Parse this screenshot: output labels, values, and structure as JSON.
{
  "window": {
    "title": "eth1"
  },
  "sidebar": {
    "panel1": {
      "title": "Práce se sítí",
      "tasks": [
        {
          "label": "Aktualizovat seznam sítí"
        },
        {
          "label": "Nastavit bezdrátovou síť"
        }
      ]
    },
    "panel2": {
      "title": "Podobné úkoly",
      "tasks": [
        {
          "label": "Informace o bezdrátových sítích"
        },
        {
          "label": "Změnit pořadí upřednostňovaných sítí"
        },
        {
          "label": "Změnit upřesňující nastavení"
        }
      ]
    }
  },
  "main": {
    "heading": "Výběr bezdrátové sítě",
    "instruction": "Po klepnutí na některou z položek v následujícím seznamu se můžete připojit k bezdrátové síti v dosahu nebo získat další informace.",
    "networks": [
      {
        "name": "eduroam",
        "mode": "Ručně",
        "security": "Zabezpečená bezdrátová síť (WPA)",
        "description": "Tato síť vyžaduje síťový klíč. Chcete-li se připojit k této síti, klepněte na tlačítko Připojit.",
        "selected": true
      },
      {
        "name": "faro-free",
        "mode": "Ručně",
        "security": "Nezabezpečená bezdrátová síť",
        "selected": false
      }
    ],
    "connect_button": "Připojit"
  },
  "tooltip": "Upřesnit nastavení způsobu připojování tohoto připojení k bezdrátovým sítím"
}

● What to work on: Repeat back the data above, exact to the last character.

● Written response:
Parse this screenshot: output labels, values, and structure as JSON.
{
  "window": {
    "title": "eth1"
  },
  "sidebar": {
    "panel1": {
      "title": "Práce se sítí",
      "tasks": [
        {
          "label": "Aktualizovat seznam sítí"
        },
        {
          "label": "Nastavit bezdrátovou síť"
        }
      ]
    },
    "panel2": {
      "title": "Podobné úkoly",
      "tasks": [
        {
          "label": "Informace o bezdrátových sítích"
        },
        {
          "label": "Změnit pořadí upřednostňovaných sítí"
        },
        {
          "label": "Změnit upřesňující nastavení"
        }
      ]
    }
  },
  "main": {
    "heading": "Výběr bezdrátové sítě",
    "instruction": "Po klepnutí na některou z položek v následujícím seznamu se můžete připojit k bezdrátové síti v dosahu nebo získat další informace.",
    "networks": [
      {
        "name": "eduroam",
        "mode": "Ručně",
        "security": "Zabezpečená bezdrátová síť (WPA)",
        "description": "Tato síť vyžaduje síťový klíč. Chcete-li se připojit k této síti, klepněte na tlačítko Připojit.",
        "selected": true
      },
      {
        "name": "faro-free",
        "mode": "Ručně",
        "security": "Nezabezpečená bezdrátová síť",
        "selected": false
      }
    ],
    "connect_button": "Připojit"
  },
  "tooltip": "Upřesnit nastavení způsobu připojování tohoto připojení k bezdrátovým sítím"
}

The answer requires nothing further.